Reproduce the material below word for word, line by line, with nothing changed.
--- begin ---
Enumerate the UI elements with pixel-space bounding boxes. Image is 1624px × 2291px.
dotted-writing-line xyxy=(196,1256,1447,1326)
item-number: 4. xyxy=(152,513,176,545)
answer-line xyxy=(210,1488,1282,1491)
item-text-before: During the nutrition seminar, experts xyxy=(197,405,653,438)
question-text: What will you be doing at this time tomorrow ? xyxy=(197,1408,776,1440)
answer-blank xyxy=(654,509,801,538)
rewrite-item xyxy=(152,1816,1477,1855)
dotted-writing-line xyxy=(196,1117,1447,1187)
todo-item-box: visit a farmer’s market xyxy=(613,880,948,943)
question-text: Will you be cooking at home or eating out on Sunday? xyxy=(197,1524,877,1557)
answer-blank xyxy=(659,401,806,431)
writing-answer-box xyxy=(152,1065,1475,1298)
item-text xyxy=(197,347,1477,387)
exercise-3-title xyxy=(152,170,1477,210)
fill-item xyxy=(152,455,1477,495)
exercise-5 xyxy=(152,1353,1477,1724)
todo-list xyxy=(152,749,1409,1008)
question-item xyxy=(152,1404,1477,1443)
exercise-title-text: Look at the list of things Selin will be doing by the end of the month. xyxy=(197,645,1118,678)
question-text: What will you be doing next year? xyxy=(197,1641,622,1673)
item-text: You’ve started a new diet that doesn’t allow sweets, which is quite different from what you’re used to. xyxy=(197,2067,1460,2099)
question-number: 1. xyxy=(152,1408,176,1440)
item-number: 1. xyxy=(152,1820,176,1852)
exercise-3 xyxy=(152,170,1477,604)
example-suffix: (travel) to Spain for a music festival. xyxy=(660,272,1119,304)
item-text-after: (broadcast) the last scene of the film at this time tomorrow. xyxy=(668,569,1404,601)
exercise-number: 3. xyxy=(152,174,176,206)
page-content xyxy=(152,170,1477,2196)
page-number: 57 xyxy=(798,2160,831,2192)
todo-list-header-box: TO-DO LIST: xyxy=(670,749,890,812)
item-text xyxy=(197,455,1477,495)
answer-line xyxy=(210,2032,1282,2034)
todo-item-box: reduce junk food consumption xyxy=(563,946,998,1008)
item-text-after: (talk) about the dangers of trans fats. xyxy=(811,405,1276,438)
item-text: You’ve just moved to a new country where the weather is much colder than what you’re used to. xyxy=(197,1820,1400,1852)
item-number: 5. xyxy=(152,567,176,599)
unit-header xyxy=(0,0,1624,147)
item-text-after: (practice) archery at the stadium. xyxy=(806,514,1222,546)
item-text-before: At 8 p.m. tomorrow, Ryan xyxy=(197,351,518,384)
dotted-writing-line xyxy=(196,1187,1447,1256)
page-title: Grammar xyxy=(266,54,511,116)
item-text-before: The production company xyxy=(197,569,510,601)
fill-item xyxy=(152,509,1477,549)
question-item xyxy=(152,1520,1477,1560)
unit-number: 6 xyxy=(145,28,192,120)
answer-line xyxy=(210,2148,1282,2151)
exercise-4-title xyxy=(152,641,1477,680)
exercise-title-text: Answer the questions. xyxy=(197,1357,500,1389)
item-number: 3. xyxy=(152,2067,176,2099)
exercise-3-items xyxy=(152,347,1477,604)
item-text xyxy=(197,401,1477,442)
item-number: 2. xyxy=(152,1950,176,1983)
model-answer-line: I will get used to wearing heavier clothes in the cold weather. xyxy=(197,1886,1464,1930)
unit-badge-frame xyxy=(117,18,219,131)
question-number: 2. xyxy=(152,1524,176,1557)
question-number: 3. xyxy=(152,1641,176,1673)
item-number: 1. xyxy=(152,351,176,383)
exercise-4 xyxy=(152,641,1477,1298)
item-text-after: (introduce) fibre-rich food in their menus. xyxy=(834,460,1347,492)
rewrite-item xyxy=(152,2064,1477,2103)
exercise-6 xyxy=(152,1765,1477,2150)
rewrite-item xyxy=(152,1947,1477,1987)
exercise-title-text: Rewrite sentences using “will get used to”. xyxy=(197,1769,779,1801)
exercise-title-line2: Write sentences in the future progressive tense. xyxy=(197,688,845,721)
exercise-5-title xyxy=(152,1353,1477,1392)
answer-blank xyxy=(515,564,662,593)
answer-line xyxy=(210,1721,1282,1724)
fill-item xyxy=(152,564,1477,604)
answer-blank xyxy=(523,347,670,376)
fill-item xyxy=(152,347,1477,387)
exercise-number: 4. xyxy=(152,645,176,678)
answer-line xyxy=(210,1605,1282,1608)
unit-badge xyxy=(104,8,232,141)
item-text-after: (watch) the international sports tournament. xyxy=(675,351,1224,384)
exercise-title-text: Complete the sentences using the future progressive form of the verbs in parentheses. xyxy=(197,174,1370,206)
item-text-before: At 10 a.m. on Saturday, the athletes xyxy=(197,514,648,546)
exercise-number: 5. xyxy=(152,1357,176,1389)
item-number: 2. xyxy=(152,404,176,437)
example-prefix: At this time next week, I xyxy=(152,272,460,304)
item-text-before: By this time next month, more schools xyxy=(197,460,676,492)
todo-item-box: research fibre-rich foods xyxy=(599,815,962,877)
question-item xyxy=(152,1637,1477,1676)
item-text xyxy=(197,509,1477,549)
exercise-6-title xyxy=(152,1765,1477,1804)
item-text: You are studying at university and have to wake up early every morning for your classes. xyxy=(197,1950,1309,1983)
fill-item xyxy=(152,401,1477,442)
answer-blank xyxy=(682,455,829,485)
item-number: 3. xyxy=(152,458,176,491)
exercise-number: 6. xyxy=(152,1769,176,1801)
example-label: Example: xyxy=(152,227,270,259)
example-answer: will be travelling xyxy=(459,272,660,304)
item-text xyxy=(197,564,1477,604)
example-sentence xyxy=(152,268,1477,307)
--- end ---
## [Final result]
Enumerate the UI elements with pixel-space bounding boxes. Image is 1624px × 2291px.
dotted-writing-line xyxy=(196,1256,1447,1326)
item-number: 4. xyxy=(152,513,176,545)
answer-line xyxy=(210,1488,1282,1491)
item-text-before: During the nutrition seminar, experts xyxy=(197,405,653,438)
question-text: What will you be doing at this time tomorrow ? xyxy=(197,1408,776,1440)
answer-blank xyxy=(654,509,801,538)
rewrite-item xyxy=(152,1816,1477,1855)
dotted-writing-line xyxy=(196,1117,1447,1187)
todo-item-box: visit a farmer’s market xyxy=(613,880,948,943)
question-text: Will you be cooking at home or eating out on Sunday? xyxy=(197,1524,877,1557)
answer-blank xyxy=(659,401,806,431)
writing-answer-box xyxy=(152,1065,1475,1298)
item-text xyxy=(197,347,1477,387)
exercise-3-title xyxy=(152,170,1477,210)
fill-item xyxy=(152,455,1477,495)
exercise-5 xyxy=(152,1353,1477,1724)
todo-list xyxy=(152,749,1409,1008)
question-item xyxy=(152,1404,1477,1443)
exercise-title-text: Look at the list of things Selin will be doing by the end of the month. xyxy=(197,645,1118,678)
question-text: What will you be doing next year? xyxy=(197,1641,622,1673)
item-text: You’ve started a new diet that doesn’t allow sweets, which is quite different from what you’re used to. xyxy=(197,2067,1460,2099)
question-number: 1. xyxy=(152,1408,176,1440)
item-number: 1. xyxy=(152,1820,176,1852)
exercise-3 xyxy=(152,170,1477,604)
example-suffix: (travel) to Spain for a music festival. xyxy=(660,272,1119,304)
item-text-after: (broadcast) the last scene of the film at this time tomorrow. xyxy=(668,569,1404,601)
exercise-number: 3. xyxy=(152,174,176,206)
page-content xyxy=(152,170,1477,2196)
page-number: 57 xyxy=(798,2160,831,2192)
todo-list-header-box: TO-DO LIST: xyxy=(670,749,890,812)
item-text xyxy=(197,455,1477,495)
answer-line xyxy=(210,2032,1282,2034)
todo-item-box: reduce junk food consumption xyxy=(563,946,998,1008)
item-text-after: (talk) about the dangers of trans fats. xyxy=(811,405,1276,438)
item-text: You’ve just moved to a new country where the weather is much colder than what you’re used to. xyxy=(197,1820,1400,1852)
item-number: 5. xyxy=(152,567,176,599)
unit-header xyxy=(0,0,1624,147)
item-text-after: (practice) archery at the stadium. xyxy=(806,514,1222,546)
item-text-before: At 8 p.m. tomorrow, Ryan xyxy=(197,351,518,384)
dotted-writing-line xyxy=(196,1187,1447,1256)
page-title: Grammar xyxy=(266,54,511,116)
item-text-before: The production company xyxy=(197,569,510,601)
fill-item xyxy=(152,509,1477,549)
question-item xyxy=(152,1520,1477,1560)
unit-number: 6 xyxy=(145,28,192,120)
answer-line xyxy=(210,2148,1282,2151)
exercise-4-title xyxy=(152,641,1477,680)
exercise-title-text: Answer the questions. xyxy=(197,1357,500,1389)
item-number: 3. xyxy=(152,2067,176,2099)
exercise-3-items xyxy=(152,347,1477,604)
item-text xyxy=(197,401,1477,442)
item-number: 2. xyxy=(152,1950,176,1983)
model-answer-line: I will get used to wearing heavier clothes in the cold weather. xyxy=(197,1886,1464,1930)
unit-badge-frame xyxy=(117,18,219,131)
question-number: 2. xyxy=(152,1524,176,1557)
question-number: 3. xyxy=(152,1641,176,1673)
item-number: 1. xyxy=(152,351,176,383)
exercise-4 xyxy=(152,641,1477,1298)
item-text-after: (introduce) fibre-rich food in their menus. xyxy=(834,460,1347,492)
rewrite-item xyxy=(152,2064,1477,2103)
exercise-6 xyxy=(152,1765,1477,2150)
rewrite-item xyxy=(152,1947,1477,1987)
exercise-title-text: Rewrite sentences using “will get used to”. xyxy=(197,1769,779,1801)
exercise-title-line2: Write sentences in the future progressive tense. xyxy=(197,688,845,721)
exercise-5-title xyxy=(152,1353,1477,1392)
answer-blank xyxy=(515,564,662,593)
answer-line xyxy=(210,1721,1282,1724)
fill-item xyxy=(152,564,1477,604)
answer-blank xyxy=(523,347,670,376)
fill-item xyxy=(152,347,1477,387)
exercise-number: 4. xyxy=(152,645,176,678)
answer-line xyxy=(210,1605,1282,1608)
unit-badge xyxy=(104,8,232,141)
item-text-after: (watch) the international sports tournament. xyxy=(675,351,1224,384)
exercise-title-text: Complete the sentences using the future progressive form of the verbs in parentheses. xyxy=(197,174,1370,206)
item-text-before: At 10 a.m. on Saturday, the athletes xyxy=(197,514,648,546)
exercise-number: 5. xyxy=(152,1357,176,1389)
item-number: 2. xyxy=(152,404,176,437)
example-prefix: At this time next week, I xyxy=(152,272,460,304)
item-text-before: By this time next month, more schools xyxy=(197,460,676,492)
todo-item-box: research fibre-rich foods xyxy=(599,815,962,877)
question-item xyxy=(152,1637,1477,1676)
item-text xyxy=(197,509,1477,549)
exercise-6-title xyxy=(152,1765,1477,1804)
item-text: You are studying at university and have to wake up early every morning for your classes. xyxy=(197,1950,1309,1983)
fill-item xyxy=(152,401,1477,442)
answer-blank xyxy=(682,455,829,485)
item-number: 3. xyxy=(152,458,176,491)
exercise-number: 6. xyxy=(152,1769,176,1801)
example-label: Example: xyxy=(152,227,270,259)
example-answer: will be travelling xyxy=(459,272,660,304)
item-text xyxy=(197,564,1477,604)
example-sentence xyxy=(152,268,1477,307)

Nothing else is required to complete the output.